Your answer must be every line below, repeated exactly.

■ ■ ■ ■ ■

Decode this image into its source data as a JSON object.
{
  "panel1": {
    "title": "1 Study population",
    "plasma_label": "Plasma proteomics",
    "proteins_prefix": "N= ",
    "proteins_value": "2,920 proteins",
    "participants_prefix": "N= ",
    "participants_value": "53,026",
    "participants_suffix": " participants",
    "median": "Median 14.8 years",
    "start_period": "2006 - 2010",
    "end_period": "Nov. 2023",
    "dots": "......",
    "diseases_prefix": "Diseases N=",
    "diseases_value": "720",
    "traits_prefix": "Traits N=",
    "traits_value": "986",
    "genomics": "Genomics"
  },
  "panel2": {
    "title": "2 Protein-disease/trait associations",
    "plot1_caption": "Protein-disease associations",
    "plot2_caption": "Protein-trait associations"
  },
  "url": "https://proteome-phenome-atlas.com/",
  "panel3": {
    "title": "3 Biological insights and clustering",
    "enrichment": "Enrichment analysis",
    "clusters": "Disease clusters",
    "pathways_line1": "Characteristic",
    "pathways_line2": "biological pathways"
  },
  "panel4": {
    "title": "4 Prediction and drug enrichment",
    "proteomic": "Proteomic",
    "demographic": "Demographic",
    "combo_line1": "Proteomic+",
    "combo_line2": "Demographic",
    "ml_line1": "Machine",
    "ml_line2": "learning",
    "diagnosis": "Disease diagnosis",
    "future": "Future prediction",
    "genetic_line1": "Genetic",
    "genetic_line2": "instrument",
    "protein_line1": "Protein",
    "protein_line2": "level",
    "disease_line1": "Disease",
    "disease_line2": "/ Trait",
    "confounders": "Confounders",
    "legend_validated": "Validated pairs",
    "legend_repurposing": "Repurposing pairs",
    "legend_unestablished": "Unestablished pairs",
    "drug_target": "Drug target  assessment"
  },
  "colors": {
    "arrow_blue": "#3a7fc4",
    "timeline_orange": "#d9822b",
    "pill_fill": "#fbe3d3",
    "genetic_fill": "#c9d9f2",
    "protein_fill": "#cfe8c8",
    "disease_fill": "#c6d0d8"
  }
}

■ ■ ■ ■ ■

ANSWER TO THIS EXERCISE
Decode this image into its source data as a JSON object.
{
  "panel1": {
    "title": "1 Study population",
    "plasma_label": "Plasma proteomics",
    "proteins_prefix": "N= ",
    "proteins_value": "2,920 proteins",
    "participants_prefix": "N= ",
    "participants_value": "53,026",
    "participants_suffix": " participants",
    "median": "Median 14.8 years",
    "start_period": "2006 - 2010",
    "end_period": "Nov. 2023",
    "dots": "......",
    "diseases_prefix": "Diseases N=",
    "diseases_value": "720",
    "traits_prefix": "Traits N=",
    "traits_value": "986",
    "genomics": "Genomics"
  },
  "panel2": {
    "title": "2 Protein-disease/trait associations",
    "plot1_caption": "Protein-disease associations",
    "plot2_caption": "Protein-trait associations"
  },
  "url": "https://proteome-phenome-atlas.com/",
  "panel3": {
    "title": "3 Biological insights and clustering",
    "enrichment": "Enrichment analysis",
    "clusters": "Disease clusters",
    "pathways_line1": "Characteristic",
    "pathways_line2": "biological pathways"
  },
  "panel4": {
    "title": "4 Prediction and drug enrichment",
    "proteomic": "Proteomic",
    "demographic": "Demographic",
    "combo_line1": "Proteomic+",
    "combo_line2": "Demographic",
    "ml_line1": "Machine",
    "ml_line2": "learning",
    "diagnosis": "Disease diagnosis",
    "future": "Future prediction",
    "genetic_line1": "Genetic",
    "genetic_line2": "instrument",
    "protein_line1": "Protein",
    "protein_line2": "level",
    "disease_line1": "Disease",
    "disease_line2": "/ Trait",
    "confounders": "Confounders",
    "legend_validated": "Validated pairs",
    "legend_repurposing": "Repurposing pairs",
    "legend_unestablished": "Unestablished pairs",
    "drug_target": "Drug target  assessment"
  },
  "colors": {
    "arrow_blue": "#3a7fc4",
    "timeline_orange": "#d9822b",
    "pill_fill": "#fbe3d3",
    "genetic_fill": "#c9d9f2",
    "protein_fill": "#cfe8c8",
    "disease_fill": "#c6d0d8"
  }
}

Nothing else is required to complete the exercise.